Give every line back verbatim, dropping all images.

- EXTRACTED ENTRIES -
──────────

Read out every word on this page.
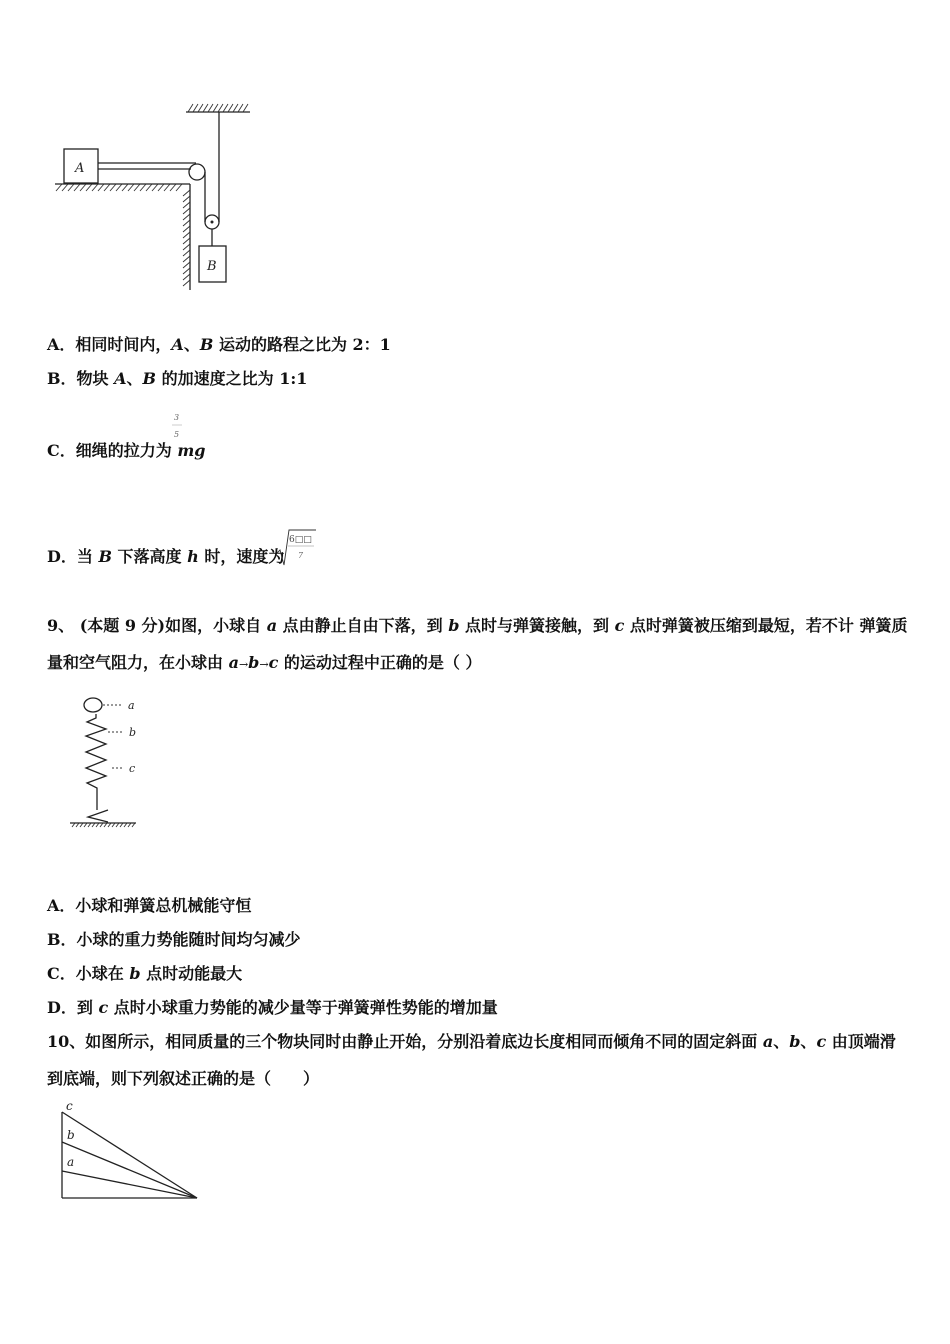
A
B
A．相同时间内，A、B 运动的路程之比为 2：1
B．物块 A、B 的加速度之比为 1:1
3
5
C．细绳的拉力为 mg
D．当 B 下落高度 h 时，速度为
6□□
7
9、 (本题 9 分)如图，小球自 a 点由静止自由下落，到 b 点时与弹簧接触，到 c 点时弹簧被压缩到最短，若不计 弹簧质
量和空气阻力，在小球由 a→b→c 的运动过程中正确的是（ ）
a
b
c
A．小球和弹簧总机械能守恒
B．小球的重力势能随时间均匀减少
C．小球在 b 点时动能最大
D．到 c 点时小球重力势能的减少量等于弹簧弹性势能的增加量
10、如图所示，相同质量的三个物块同时由静止开始，分别沿着底边长度相同而倾角不同的固定斜面 a、b、c 由顶端滑
到底端，则下列叙述正确的是（　　）
c
b
a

──────────

- FINISHED ANSWER -
Read out every word on this page.
A
B
A．相同时间内，A、B 运动的路程之比为 2：1
B．物块 A、B 的加速度之比为 1:1
3
5
C．细绳的拉力为 mg
D．当 B 下落高度 h 时，速度为
6□□
7
9、 (本题 9 分)如图，小球自 a 点由静止自由下落，到 b 点时与弹簧接触，到 c 点时弹簧被压缩到最短，若不计 弹簧质
量和空气阻力，在小球由 a→b→c 的运动过程中正确的是（ ）
a
b
c
A．小球和弹簧总机械能守恒
B．小球的重力势能随时间均匀减少
C．小球在 b 点时动能最大
D．到 c 点时小球重力势能的减少量等于弹簧弹性势能的增加量
10、如图所示，相同质量的三个物块同时由静止开始，分别沿着底边长度相同而倾角不同的固定斜面 a、b、c 由顶端滑
到底端，则下列叙述正确的是（　　）
c
b
a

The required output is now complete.